>> begin Entries supplied

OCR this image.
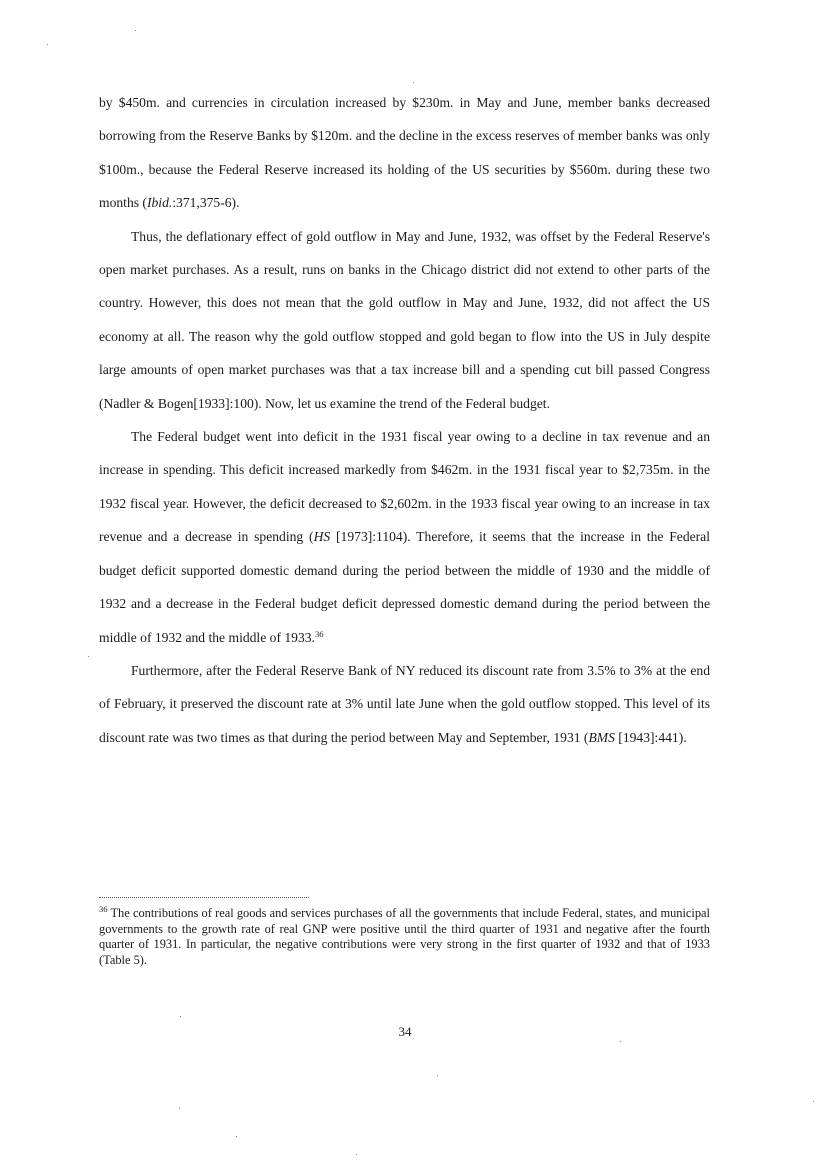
by $450m. and currencies in circulation increased by $230m. in May and June, member banks decreased borrowing from the Reserve Banks by $120m. and the decline in the excess reserves of member banks was only $100m., because the Federal Reserve increased its holding of the US securities by $560m. during these two months (Ibid.:371,375-6).

Thus, the deflationary effect of gold outflow in May and June, 1932, was offset by the Federal Reserve's open market purchases. As a result, runs on banks in the Chicago district did not extend to other parts of the country. However, this does not mean that the gold outflow in May and June, 1932, did not affect the US economy at all. The reason why the gold outflow stopped and gold began to flow into the US in July despite large amounts of open market purchases was that a tax increase bill and a spending cut bill passed Congress (Nadler & Bogen[1933]:100). Now, let us examine the trend of the Federal budget.

The Federal budget went into deficit in the 1931 fiscal year owing to a decline in tax revenue and an increase in spending. This deficit increased markedly from $462m. in the 1931 fiscal year to $2,735m. in the 1932 fiscal year. However, the deficit decreased to $2,602m. in the 1933 fiscal year owing to an increase in tax revenue and a decrease in spending (HS [1973]:1104). Therefore, it seems that the increase in the Federal budget deficit supported domestic demand during the period between the middle of 1930 and the middle of 1932 and a decrease in the Federal budget deficit depressed domestic demand during the period between the middle of 1932 and the middle of 1933.36

Furthermore, after the Federal Reserve Bank of NY reduced its discount rate from 3.5% to 3% at the end of February, it preserved the discount rate at 3% until late June when the gold outflow stopped. This level of its discount rate was two times as that during the period between May and September, 1931 (BMS [1943]:441).

$^{36}$ The contributions of real goods and services purchases of all the governments that include Federal, states, and municipal governments to the growth rate of real GNP were positive until the third quarter of 1931 and negative after the fourth quarter of 1931. In particular, the negative contributions were very strong in the first quarter of 1932 and that of 1933 (Table 5).

34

>> end Entries supplied

▶ **Do this**: Reproduce all of the data exactly, omitting each picture it holds.

▶ **Result**:
OCR this image.
by $450m. and currencies in circulation increased by $230m. in May and June, member banks decreased borrowing from the Reserve Banks by $120m. and the decline in the excess reserves of member banks was only $100m., because the Federal Reserve increased its holding of the US securities by $560m. during these two months (Ibid.:371,375-6).

Thus, the deflationary effect of gold outflow in May and June, 1932, was offset by the Federal Reserve's open market purchases. As a result, runs on banks in the Chicago district did not extend to other parts of the country. However, this does not mean that the gold outflow in May and June, 1932, did not affect the US economy at all. The reason why the gold outflow stopped and gold began to flow into the US in July despite large amounts of open market purchases was that a tax increase bill and a spending cut bill passed Congress (Nadler & Bogen[1933]:100). Now, let us examine the trend of the Federal budget.

The Federal budget went into deficit in the 1931 fiscal year owing to a decline in tax revenue and an increase in spending. This deficit increased markedly from $462m. in the 1931 fiscal year to $2,735m. in the 1932 fiscal year. However, the deficit decreased to $2,602m. in the 1933 fiscal year owing to an increase in tax revenue and a decrease in spending (HS [1973]:1104). Therefore, it seems that the increase in the Federal budget deficit supported domestic demand during the period between the middle of 1930 and the middle of 1932 and a decrease in the Federal budget deficit depressed domestic demand during the period between the middle of 1932 and the middle of 1933.36

Furthermore, after the Federal Reserve Bank of NY reduced its discount rate from 3.5% to 3% at the end of February, it preserved the discount rate at 3% until late June when the gold outflow stopped. This level of its discount rate was two times as that during the period between May and September, 1931 (BMS [1943]:441).

$^{36}$ The contributions of real goods and services purchases of all the governments that include Federal, states, and municipal governments to the growth rate of real GNP were positive until the third quarter of 1931 and negative after the fourth quarter of 1931. In particular, the negative contributions were very strong in the first quarter of 1932 and that of 1933 (Table 5).

34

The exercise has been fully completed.